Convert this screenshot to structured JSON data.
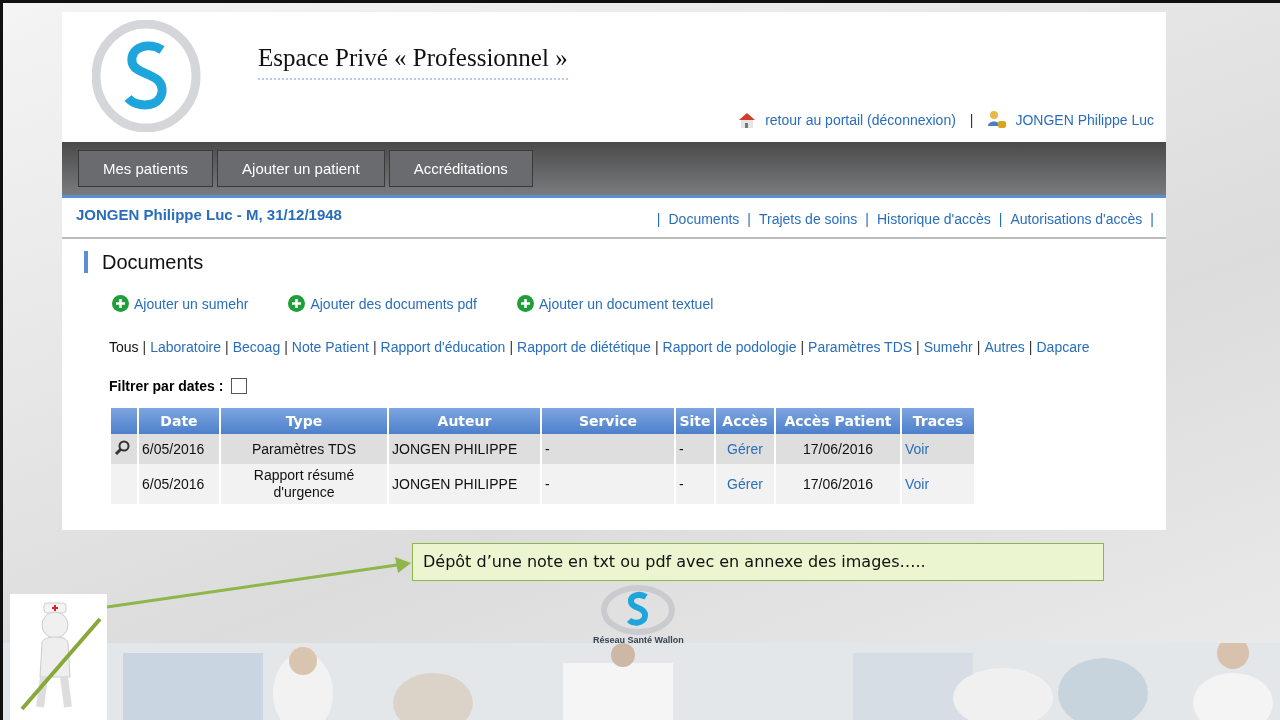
{
  "header": {
    "title": "Espace Privé « Professionnel »",
    "portal_link": "retour au portail (déconnexion)",
    "separator": "|",
    "user_name": "JONGEN Philippe Luc"
  },
  "nav": {
    "tabs": [
      {
        "label": "Mes patients"
      },
      {
        "label": "Ajouter un patient"
      },
      {
        "label": "Accréditations"
      }
    ]
  },
  "patient": {
    "title": "JONGEN Philippe Luc - M, 31/12/1948",
    "lead_separator": "|",
    "links": [
      {
        "label": "Documents",
        "separator": "|"
      },
      {
        "label": "Trajets de soins",
        "separator": "|"
      },
      {
        "label": "Historique d'accès",
        "separator": "|"
      },
      {
        "label": "Autorisations d'accès",
        "separator": "|"
      }
    ]
  },
  "section_title": "Documents",
  "add_actions": [
    "Ajouter un sumehr",
    "Ajouter des documents pdf",
    "Ajouter un document textuel"
  ],
  "filters": [
    {
      "label": "Tous",
      "selected": true,
      "separator": "|"
    },
    {
      "label": "Laboratoire",
      "selected": false,
      "separator": "|"
    },
    {
      "label": "Becoag",
      "selected": false,
      "separator": "|"
    },
    {
      "label": "Note Patient",
      "selected": false,
      "separator": "|"
    },
    {
      "label": "Rapport d'éducation",
      "selected": false,
      "separator": "|"
    },
    {
      "label": "Rapport de diététique",
      "selected": false,
      "separator": "|"
    },
    {
      "label": "Rapport de podologie",
      "selected": false,
      "separator": "|"
    },
    {
      "label": "Paramètres TDS",
      "selected": false,
      "separator": "|"
    },
    {
      "label": "Sumehr",
      "selected": false,
      "separator": "|"
    },
    {
      "label": "Autres",
      "selected": false,
      "separator": "|"
    },
    {
      "label": "Dapcare",
      "selected": false
    }
  ],
  "date_filter": {
    "label": "Filtrer par dates :",
    "checked": false
  },
  "table": {
    "columns": [
      "Date",
      "Type",
      "Auteur",
      "Service",
      "Site",
      "Accès",
      "Accès Patient",
      "Traces"
    ],
    "rows": [
      {
        "preview": true,
        "date": "6/05/2016",
        "type": "Paramètres TDS",
        "author": "JONGEN PHILIPPE",
        "service": "-",
        "site": "-",
        "access": "Gérer",
        "patient_access": "17/06/2016",
        "traces": "Voir"
      },
      {
        "preview": false,
        "date": "6/05/2016",
        "type": "Rapport résumé d'urgence",
        "author": "JONGEN PHILIPPE",
        "service": "-",
        "site": "-",
        "access": "Gérer",
        "patient_access": "17/06/2016",
        "traces": "Voir"
      }
    ]
  },
  "callout": "Dépôt d’une note en txt ou pdf avec en annexe des images…..",
  "footer_logo_caption": "Réseau Santé Wallon"
}
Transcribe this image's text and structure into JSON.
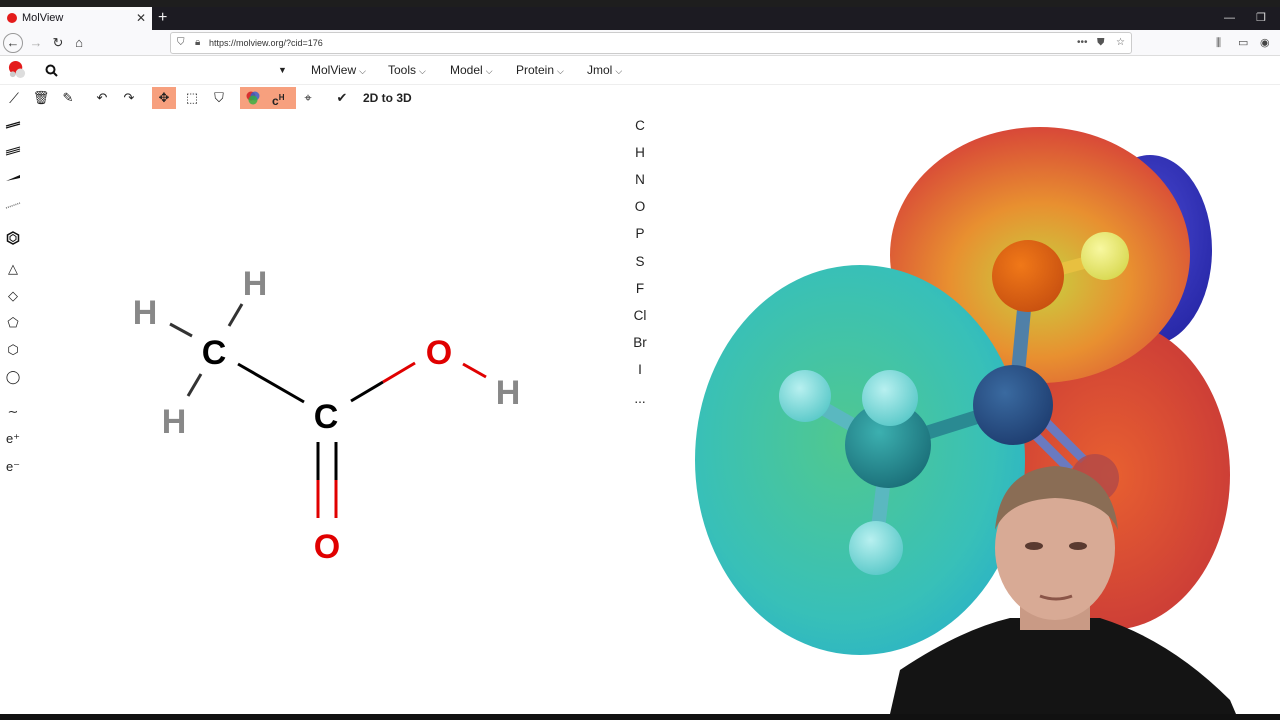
{
  "browser": {
    "tab_title": "MolView",
    "tab_close": "✕",
    "new_tab": "+",
    "url": "https://molview.org/?cid=176"
  },
  "app": {
    "menus": [
      {
        "label": "MolView"
      },
      {
        "label": "Tools"
      },
      {
        "label": "Model"
      },
      {
        "label": "Protein"
      },
      {
        "label": "Jmol"
      }
    ],
    "to3d_label": "2D to 3D",
    "elements": [
      "C",
      "H",
      "N",
      "O",
      "P",
      "S",
      "F",
      "Cl",
      "Br",
      "I",
      "..."
    ],
    "left_tools": {
      "e_plus": "e⁺",
      "e_minus": "e⁻"
    }
  },
  "molecule_2d": {
    "atoms": [
      {
        "label": "H",
        "color": "#888888"
      },
      {
        "label": "H",
        "color": "#888888"
      },
      {
        "label": "C",
        "color": "#000000"
      },
      {
        "label": "H",
        "color": "#888888"
      },
      {
        "label": "C",
        "color": "#000000"
      },
      {
        "label": "O",
        "color": "#e00000"
      },
      {
        "label": "H",
        "color": "#888888"
      },
      {
        "label": "O",
        "color": "#e00000"
      }
    ]
  },
  "colors": {
    "toolbar_active": "#f7a07e",
    "carbon": "#000000",
    "hydrogen": "#888888",
    "oxygen": "#e00000"
  }
}
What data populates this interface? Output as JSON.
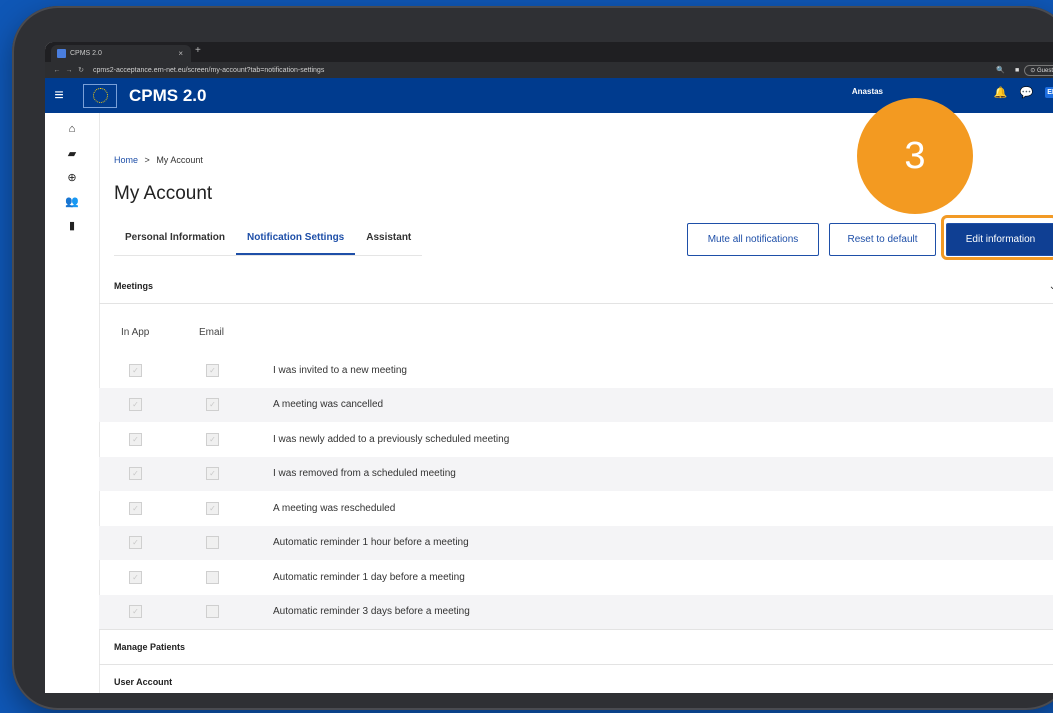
{
  "browser": {
    "tab_title": "CPMS 2.0",
    "tab_close": "×",
    "new_tab": "+",
    "url": "cpms2-acceptance.ern-net.eu/screen/my-account?tab=notification-settings",
    "guest_label": "Guest"
  },
  "header": {
    "title": "CPMS 2.0",
    "user_name": "Anastas",
    "language": "EN"
  },
  "breadcrumb": {
    "home": "Home",
    "separator": ">",
    "current": "My Account"
  },
  "page": {
    "title": "My Account"
  },
  "tabs": [
    {
      "label": "Personal Information"
    },
    {
      "label": "Notification Settings"
    },
    {
      "label": "Assistant"
    }
  ],
  "actions": {
    "mute_all": "Mute all notifications",
    "reset": "Reset to default",
    "edit": "Edit information"
  },
  "step_badge": "3",
  "sections": {
    "meetings": "Meetings",
    "manage_patients": "Manage Patients",
    "user_account": "User Account"
  },
  "columns": {
    "in_app": "In App",
    "email": "Email"
  },
  "notifications": [
    {
      "label": "I was invited to a new meeting",
      "in_app": true,
      "email": true
    },
    {
      "label": "A meeting was cancelled",
      "in_app": true,
      "email": true
    },
    {
      "label": "I was newly added to a previously scheduled meeting",
      "in_app": true,
      "email": true
    },
    {
      "label": "I was removed from a scheduled meeting",
      "in_app": true,
      "email": true
    },
    {
      "label": "A meeting was rescheduled",
      "in_app": true,
      "email": true
    },
    {
      "label": "Automatic reminder 1 hour before a meeting",
      "in_app": true,
      "email": false
    },
    {
      "label": "Automatic reminder 1 day before a meeting",
      "in_app": true,
      "email": false
    },
    {
      "label": "Automatic reminder 3 days before a meeting",
      "in_app": true,
      "email": false
    }
  ],
  "colors": {
    "background": "#0f57b6",
    "header": "#003b8e",
    "accent": "#1e4fa8",
    "badge": "#f39a21"
  }
}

════════════════════

__EXERCISE INSTRUCTIONS__.
Print the material above word for word, and keep the pictures out of it.

__RESPONSE BELOW__.
Convert this screenshot to structured JSON data.
{
  "header": {
    "title": "Espace Privé « Professionnel »",
    "portal_link": "retour au portail (déconnexion)",
    "separator": "|",
    "user_name": "JONGEN Philippe Luc"
  },
  "nav": {
    "tabs": [
      {
        "label": "Mes patients"
      },
      {
        "label": "Ajouter un patient"
      },
      {
        "label": "Accréditations"
      }
    ]
  },
  "patient": {
    "title": "JONGEN Philippe Luc - M, 31/12/1948",
    "lead_separator": "|",
    "links": [
      {
        "label": "Documents",
        "separator": "|"
      },
      {
        "label": "Trajets de soins",
        "separator": "|"
      },
      {
        "label": "Historique d'accès",
        "separator": "|"
      },
      {
        "label": "Autorisations d'accès",
        "separator": "|"
      }
    ]
  },
  "section_title": "Documents",
  "add_actions": [
    "Ajouter un sumehr",
    "Ajouter des documents pdf",
    "Ajouter un document textuel"
  ],
  "filters": [
    {
      "label": "Tous",
      "selected": true,
      "separator": "|"
    },
    {
      "label": "Laboratoire",
      "selected": false,
      "separator": "|"
    },
    {
      "label": "Becoag",
      "selected": false,
      "separator": "|"
    },
    {
      "label": "Note Patient",
      "selected": false,
      "separator": "|"
    },
    {
      "label": "Rapport d'éducation",
      "selected": false,
      "separator": "|"
    },
    {
      "label": "Rapport de diététique",
      "selected": false,
      "separator": "|"
    },
    {
      "label": "Rapport de podologie",
      "selected": false,
      "separator": "|"
    },
    {
      "label": "Paramètres TDS",
      "selected": false,
      "separator": "|"
    },
    {
      "label": "Sumehr",
      "selected": false,
      "separator": "|"
    },
    {
      "label": "Autres",
      "selected": false,
      "separator": "|"
    },
    {
      "label": "Dapcare",
      "selected": false
    }
  ],
  "date_filter": {
    "label": "Filtrer par dates :",
    "checked": false
  },
  "table": {
    "columns": [
      "Date",
      "Type",
      "Auteur",
      "Service",
      "Site",
      "Accès",
      "Accès Patient",
      "Traces"
    ],
    "rows": [
      {
        "preview": true,
        "date": "6/05/2016",
        "type": "Paramètres TDS",
        "author": "JONGEN PHILIPPE",
        "service": "-",
        "site": "-",
        "access": "Gérer",
        "patient_access": "17/06/2016",
        "traces": "Voir"
      },
      {
        "preview": false,
        "date": "6/05/2016",
        "type": "Rapport résumé d'urgence",
        "author": "JONGEN PHILIPPE",
        "service": "-",
        "site": "-",
        "access": "Gérer",
        "patient_access": "17/06/2016",
        "traces": "Voir"
      }
    ]
  },
  "callout": "Dépôt d’une note en txt ou pdf avec en annexe des images…..",
  "footer_logo_caption": "Réseau Santé Wallon"
}
Transcribe this image's text and structure into JSON.
{
  "browser": {
    "tab_title": "MolView",
    "tab_close": "✕",
    "new_tab": "+",
    "url": "https://molview.org/?cid=176"
  },
  "app": {
    "menus": [
      {
        "label": "MolView"
      },
      {
        "label": "Tools"
      },
      {
        "label": "Model"
      },
      {
        "label": "Protein"
      },
      {
        "label": "Jmol"
      }
    ],
    "to3d_label": "2D to 3D",
    "elements": [
      "C",
      "H",
      "N",
      "O",
      "P",
      "S",
      "F",
      "Cl",
      "Br",
      "I",
      "..."
    ],
    "left_tools": {
      "e_plus": "e⁺",
      "e_minus": "e⁻"
    }
  },
  "molecule_2d": {
    "atoms": [
      {
        "label": "H",
        "color": "#888888"
      },
      {
        "label": "H",
        "color": "#888888"
      },
      {
        "label": "C",
        "color": "#000000"
      },
      {
        "label": "H",
        "color": "#888888"
      },
      {
        "label": "C",
        "color": "#000000"
      },
      {
        "label": "O",
        "color": "#e00000"
      },
      {
        "label": "H",
        "color": "#888888"
      },
      {
        "label": "O",
        "color": "#e00000"
      }
    ]
  },
  "colors": {
    "toolbar_active": "#f7a07e",
    "carbon": "#000000",
    "hydrogen": "#888888",
    "oxygen": "#e00000"
  }
}
What data populates this interface? Output as JSON.
{
  "browser": {
    "tab_title": "CPMS 2.0",
    "tab_close": "×",
    "new_tab": "+",
    "url": "cpms2-acceptance.ern-net.eu/screen/my-account?tab=notification-settings",
    "guest_label": "Guest"
  },
  "header": {
    "title": "CPMS 2.0",
    "user_name": "Anastas",
    "language": "EN"
  },
  "breadcrumb": {
    "home": "Home",
    "separator": ">",
    "current": "My Account"
  },
  "page": {
    "title": "My Account"
  },
  "tabs": [
    {
      "label": "Personal Information"
    },
    {
      "label": "Notification Settings"
    },
    {
      "label": "Assistant"
    }
  ],
  "actions": {
    "mute_all": "Mute all notifications",
    "reset": "Reset to default",
    "edit": "Edit information"
  },
  "step_badge": "3",
  "sections": {
    "meetings": "Meetings",
    "manage_patients": "Manage Patients",
    "user_account": "User Account"
  },
  "columns": {
    "in_app": "In App",
    "email": "Email"
  },
  "notifications": [
    {
      "label": "I was invited to a new meeting",
      "in_app": true,
      "email": true
    },
    {
      "label": "A meeting was cancelled",
      "in_app": true,
      "email": true
    },
    {
      "label": "I was newly added to a previously scheduled meeting",
      "in_app": true,
      "email": true
    },
    {
      "label": "I was removed from a scheduled meeting",
      "in_app": true,
      "email": true
    },
    {
      "label": "A meeting was rescheduled",
      "in_app": true,
      "email": true
    },
    {
      "label": "Automatic reminder 1 hour before a meeting",
      "in_app": true,
      "email": false
    },
    {
      "label": "Automatic reminder 1 day before a meeting",
      "in_app": true,
      "email": false
    },
    {
      "label": "Automatic reminder 3 days before a meeting",
      "in_app": true,
      "email": false
    }
  ],
  "colors": {
    "background": "#0f57b6",
    "header": "#003b8e",
    "accent": "#1e4fa8",
    "badge": "#f39a21"
  }
}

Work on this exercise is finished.